— Start —

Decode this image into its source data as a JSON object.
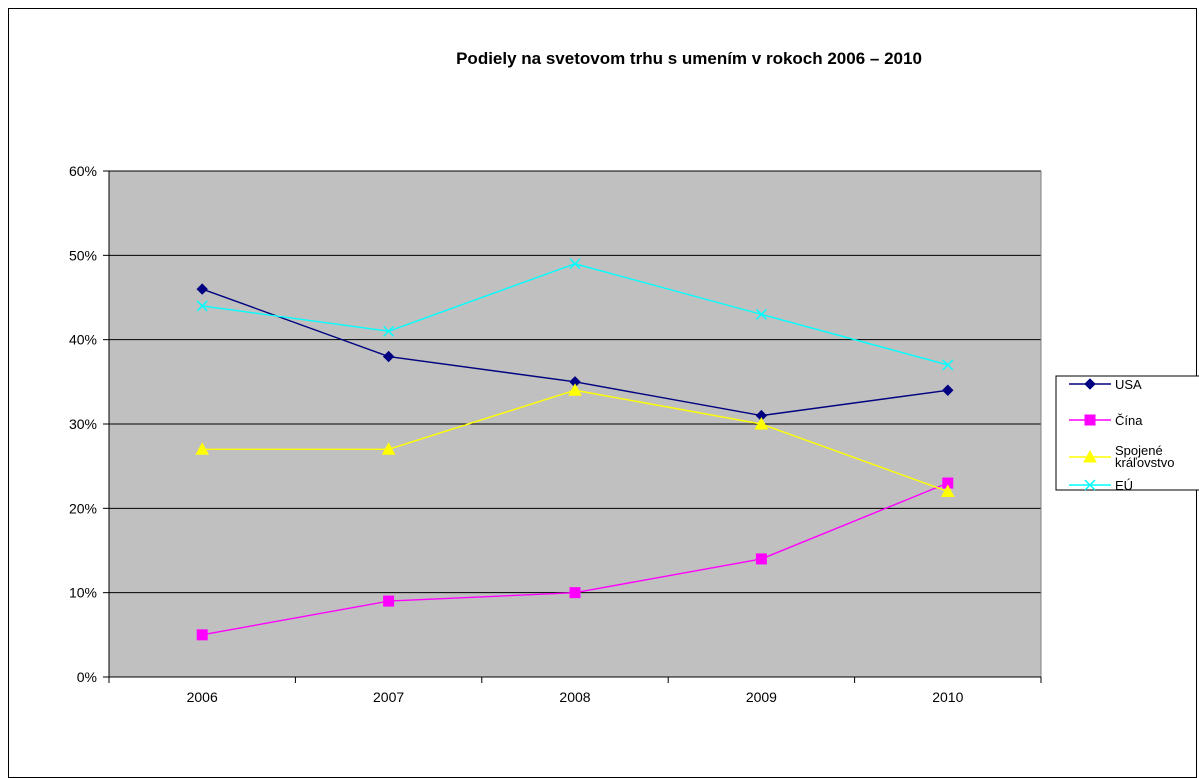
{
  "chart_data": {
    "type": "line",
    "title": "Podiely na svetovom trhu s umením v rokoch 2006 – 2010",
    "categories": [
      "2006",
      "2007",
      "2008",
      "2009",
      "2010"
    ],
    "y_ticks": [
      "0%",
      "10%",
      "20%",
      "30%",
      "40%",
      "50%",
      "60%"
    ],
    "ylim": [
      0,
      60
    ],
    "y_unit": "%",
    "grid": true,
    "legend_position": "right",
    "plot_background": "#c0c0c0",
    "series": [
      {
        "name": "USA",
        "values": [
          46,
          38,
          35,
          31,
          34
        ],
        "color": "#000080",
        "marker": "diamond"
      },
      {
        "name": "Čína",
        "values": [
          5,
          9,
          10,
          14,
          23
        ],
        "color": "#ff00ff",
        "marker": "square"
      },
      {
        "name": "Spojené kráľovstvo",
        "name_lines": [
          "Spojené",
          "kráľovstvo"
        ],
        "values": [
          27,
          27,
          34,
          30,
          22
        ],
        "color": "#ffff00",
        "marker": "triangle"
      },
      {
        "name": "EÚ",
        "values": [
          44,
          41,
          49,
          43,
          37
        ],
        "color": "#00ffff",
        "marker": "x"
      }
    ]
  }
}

— End —

**Required work:**
Restate every record exactly, please; do not copy the pictures.

**Answer to this exercise:**
Decode this image into its source data as a JSON object.
{
  "chart_data": {
    "type": "line",
    "title": "Podiely na svetovom trhu s umením v rokoch 2006 – 2010",
    "categories": [
      "2006",
      "2007",
      "2008",
      "2009",
      "2010"
    ],
    "y_ticks": [
      "0%",
      "10%",
      "20%",
      "30%",
      "40%",
      "50%",
      "60%"
    ],
    "ylim": [
      0,
      60
    ],
    "y_unit": "%",
    "grid": true,
    "legend_position": "right",
    "plot_background": "#c0c0c0",
    "series": [
      {
        "name": "USA",
        "values": [
          46,
          38,
          35,
          31,
          34
        ],
        "color": "#000080",
        "marker": "diamond"
      },
      {
        "name": "Čína",
        "values": [
          5,
          9,
          10,
          14,
          23
        ],
        "color": "#ff00ff",
        "marker": "square"
      },
      {
        "name": "Spojené kráľovstvo",
        "name_lines": [
          "Spojené",
          "kráľovstvo"
        ],
        "values": [
          27,
          27,
          34,
          30,
          22
        ],
        "color": "#ffff00",
        "marker": "triangle"
      },
      {
        "name": "EÚ",
        "values": [
          44,
          41,
          49,
          43,
          37
        ],
        "color": "#00ffff",
        "marker": "x"
      }
    ]
  }
}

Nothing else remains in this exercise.